Set exercise:
Each entry here needs to be set down again exactly, please; pictures are left out.

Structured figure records
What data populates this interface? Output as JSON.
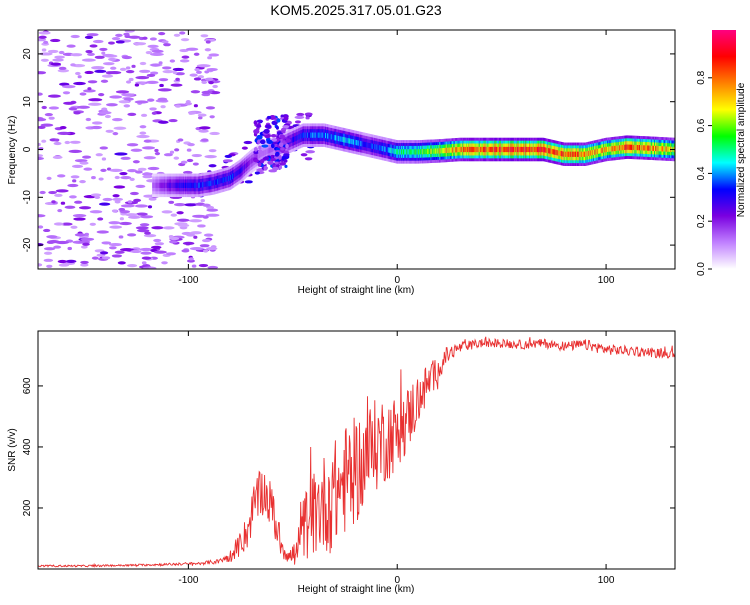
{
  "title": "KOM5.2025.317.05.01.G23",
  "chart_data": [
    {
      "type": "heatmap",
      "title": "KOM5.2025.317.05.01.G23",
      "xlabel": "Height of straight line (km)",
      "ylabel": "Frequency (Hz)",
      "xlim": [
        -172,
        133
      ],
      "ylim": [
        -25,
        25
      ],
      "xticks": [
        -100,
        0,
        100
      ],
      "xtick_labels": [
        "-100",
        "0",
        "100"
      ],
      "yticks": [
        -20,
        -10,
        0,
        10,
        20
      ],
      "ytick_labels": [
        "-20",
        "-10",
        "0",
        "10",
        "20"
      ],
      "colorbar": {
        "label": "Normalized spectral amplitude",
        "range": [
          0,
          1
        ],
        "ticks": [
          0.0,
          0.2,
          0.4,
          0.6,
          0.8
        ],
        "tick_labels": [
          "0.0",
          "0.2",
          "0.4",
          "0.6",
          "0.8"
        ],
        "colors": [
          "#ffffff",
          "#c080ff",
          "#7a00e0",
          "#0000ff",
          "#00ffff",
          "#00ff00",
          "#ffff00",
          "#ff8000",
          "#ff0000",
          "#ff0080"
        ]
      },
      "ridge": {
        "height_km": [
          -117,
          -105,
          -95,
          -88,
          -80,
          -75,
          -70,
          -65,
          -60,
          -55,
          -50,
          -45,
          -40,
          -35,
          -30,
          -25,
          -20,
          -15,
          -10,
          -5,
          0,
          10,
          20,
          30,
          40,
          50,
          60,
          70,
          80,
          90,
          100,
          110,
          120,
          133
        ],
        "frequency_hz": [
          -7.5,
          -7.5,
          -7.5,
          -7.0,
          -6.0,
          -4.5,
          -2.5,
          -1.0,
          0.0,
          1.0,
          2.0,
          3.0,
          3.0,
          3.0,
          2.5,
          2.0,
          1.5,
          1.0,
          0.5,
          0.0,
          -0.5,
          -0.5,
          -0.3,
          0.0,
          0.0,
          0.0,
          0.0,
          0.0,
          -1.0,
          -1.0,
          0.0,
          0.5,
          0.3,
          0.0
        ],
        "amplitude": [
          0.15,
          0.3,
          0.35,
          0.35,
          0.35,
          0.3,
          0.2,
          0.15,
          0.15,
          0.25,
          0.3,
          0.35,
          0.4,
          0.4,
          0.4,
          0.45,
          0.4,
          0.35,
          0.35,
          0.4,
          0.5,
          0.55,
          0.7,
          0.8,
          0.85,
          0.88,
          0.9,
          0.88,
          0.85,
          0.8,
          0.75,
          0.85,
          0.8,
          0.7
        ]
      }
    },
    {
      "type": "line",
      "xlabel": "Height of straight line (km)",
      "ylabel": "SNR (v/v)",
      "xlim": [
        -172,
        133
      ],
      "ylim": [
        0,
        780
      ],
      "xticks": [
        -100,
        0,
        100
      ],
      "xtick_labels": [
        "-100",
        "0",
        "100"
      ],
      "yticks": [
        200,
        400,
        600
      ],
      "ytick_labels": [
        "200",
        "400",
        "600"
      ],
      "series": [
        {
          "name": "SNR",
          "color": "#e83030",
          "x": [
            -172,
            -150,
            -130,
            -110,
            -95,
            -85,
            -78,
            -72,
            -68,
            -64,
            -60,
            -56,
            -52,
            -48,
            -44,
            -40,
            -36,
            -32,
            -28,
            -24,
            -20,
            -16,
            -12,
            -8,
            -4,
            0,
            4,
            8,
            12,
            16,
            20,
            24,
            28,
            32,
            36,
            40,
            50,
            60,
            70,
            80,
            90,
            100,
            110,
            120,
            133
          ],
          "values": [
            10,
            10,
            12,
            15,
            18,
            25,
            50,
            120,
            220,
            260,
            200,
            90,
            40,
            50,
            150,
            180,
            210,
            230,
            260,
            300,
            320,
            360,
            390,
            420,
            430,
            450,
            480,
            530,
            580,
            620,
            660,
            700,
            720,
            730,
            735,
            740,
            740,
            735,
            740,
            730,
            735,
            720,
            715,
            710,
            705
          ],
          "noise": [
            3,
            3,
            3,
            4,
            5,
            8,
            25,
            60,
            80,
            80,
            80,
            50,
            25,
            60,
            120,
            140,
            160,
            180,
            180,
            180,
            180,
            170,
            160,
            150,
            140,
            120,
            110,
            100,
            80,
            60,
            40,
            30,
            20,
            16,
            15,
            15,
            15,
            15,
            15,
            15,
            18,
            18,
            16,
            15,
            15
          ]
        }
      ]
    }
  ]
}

Task response:
What data populates this interface? Output as JSON.
{
  "title": "KOM5.2025.317.05.01.G23",
  "chart_data": [
    {
      "type": "heatmap",
      "title": "KOM5.2025.317.05.01.G23",
      "xlabel": "Height of straight line (km)",
      "ylabel": "Frequency (Hz)",
      "xlim": [
        -172,
        133
      ],
      "ylim": [
        -25,
        25
      ],
      "xticks": [
        -100,
        0,
        100
      ],
      "xtick_labels": [
        "-100",
        "0",
        "100"
      ],
      "yticks": [
        -20,
        -10,
        0,
        10,
        20
      ],
      "ytick_labels": [
        "-20",
        "-10",
        "0",
        "10",
        "20"
      ],
      "colorbar": {
        "label": "Normalized spectral amplitude",
        "range": [
          0,
          1
        ],
        "ticks": [
          0.0,
          0.2,
          0.4,
          0.6,
          0.8
        ],
        "tick_labels": [
          "0.0",
          "0.2",
          "0.4",
          "0.6",
          "0.8"
        ],
        "colors": [
          "#ffffff",
          "#c080ff",
          "#7a00e0",
          "#0000ff",
          "#00ffff",
          "#00ff00",
          "#ffff00",
          "#ff8000",
          "#ff0000",
          "#ff0080"
        ]
      },
      "ridge": {
        "height_km": [
          -117,
          -105,
          -95,
          -88,
          -80,
          -75,
          -70,
          -65,
          -60,
          -55,
          -50,
          -45,
          -40,
          -35,
          -30,
          -25,
          -20,
          -15,
          -10,
          -5,
          0,
          10,
          20,
          30,
          40,
          50,
          60,
          70,
          80,
          90,
          100,
          110,
          120,
          133
        ],
        "frequency_hz": [
          -7.5,
          -7.5,
          -7.5,
          -7.0,
          -6.0,
          -4.5,
          -2.5,
          -1.0,
          0.0,
          1.0,
          2.0,
          3.0,
          3.0,
          3.0,
          2.5,
          2.0,
          1.5,
          1.0,
          0.5,
          0.0,
          -0.5,
          -0.5,
          -0.3,
          0.0,
          0.0,
          0.0,
          0.0,
          0.0,
          -1.0,
          -1.0,
          0.0,
          0.5,
          0.3,
          0.0
        ],
        "amplitude": [
          0.15,
          0.3,
          0.35,
          0.35,
          0.35,
          0.3,
          0.2,
          0.15,
          0.15,
          0.25,
          0.3,
          0.35,
          0.4,
          0.4,
          0.4,
          0.45,
          0.4,
          0.35,
          0.35,
          0.4,
          0.5,
          0.55,
          0.7,
          0.8,
          0.85,
          0.88,
          0.9,
          0.88,
          0.85,
          0.8,
          0.75,
          0.85,
          0.8,
          0.7
        ]
      }
    },
    {
      "type": "line",
      "xlabel": "Height of straight line (km)",
      "ylabel": "SNR (v/v)",
      "xlim": [
        -172,
        133
      ],
      "ylim": [
        0,
        780
      ],
      "xticks": [
        -100,
        0,
        100
      ],
      "xtick_labels": [
        "-100",
        "0",
        "100"
      ],
      "yticks": [
        200,
        400,
        600
      ],
      "ytick_labels": [
        "200",
        "400",
        "600"
      ],
      "series": [
        {
          "name": "SNR",
          "color": "#e83030",
          "x": [
            -172,
            -150,
            -130,
            -110,
            -95,
            -85,
            -78,
            -72,
            -68,
            -64,
            -60,
            -56,
            -52,
            -48,
            -44,
            -40,
            -36,
            -32,
            -28,
            -24,
            -20,
            -16,
            -12,
            -8,
            -4,
            0,
            4,
            8,
            12,
            16,
            20,
            24,
            28,
            32,
            36,
            40,
            50,
            60,
            70,
            80,
            90,
            100,
            110,
            120,
            133
          ],
          "values": [
            10,
            10,
            12,
            15,
            18,
            25,
            50,
            120,
            220,
            260,
            200,
            90,
            40,
            50,
            150,
            180,
            210,
            230,
            260,
            300,
            320,
            360,
            390,
            420,
            430,
            450,
            480,
            530,
            580,
            620,
            660,
            700,
            720,
            730,
            735,
            740,
            740,
            735,
            740,
            730,
            735,
            720,
            715,
            710,
            705
          ],
          "noise": [
            3,
            3,
            3,
            4,
            5,
            8,
            25,
            60,
            80,
            80,
            80,
            50,
            25,
            60,
            120,
            140,
            160,
            180,
            180,
            180,
            180,
            170,
            160,
            150,
            140,
            120,
            110,
            100,
            80,
            60,
            40,
            30,
            20,
            16,
            15,
            15,
            15,
            15,
            15,
            15,
            18,
            18,
            16,
            15,
            15
          ]
        }
      ]
    }
  ]
}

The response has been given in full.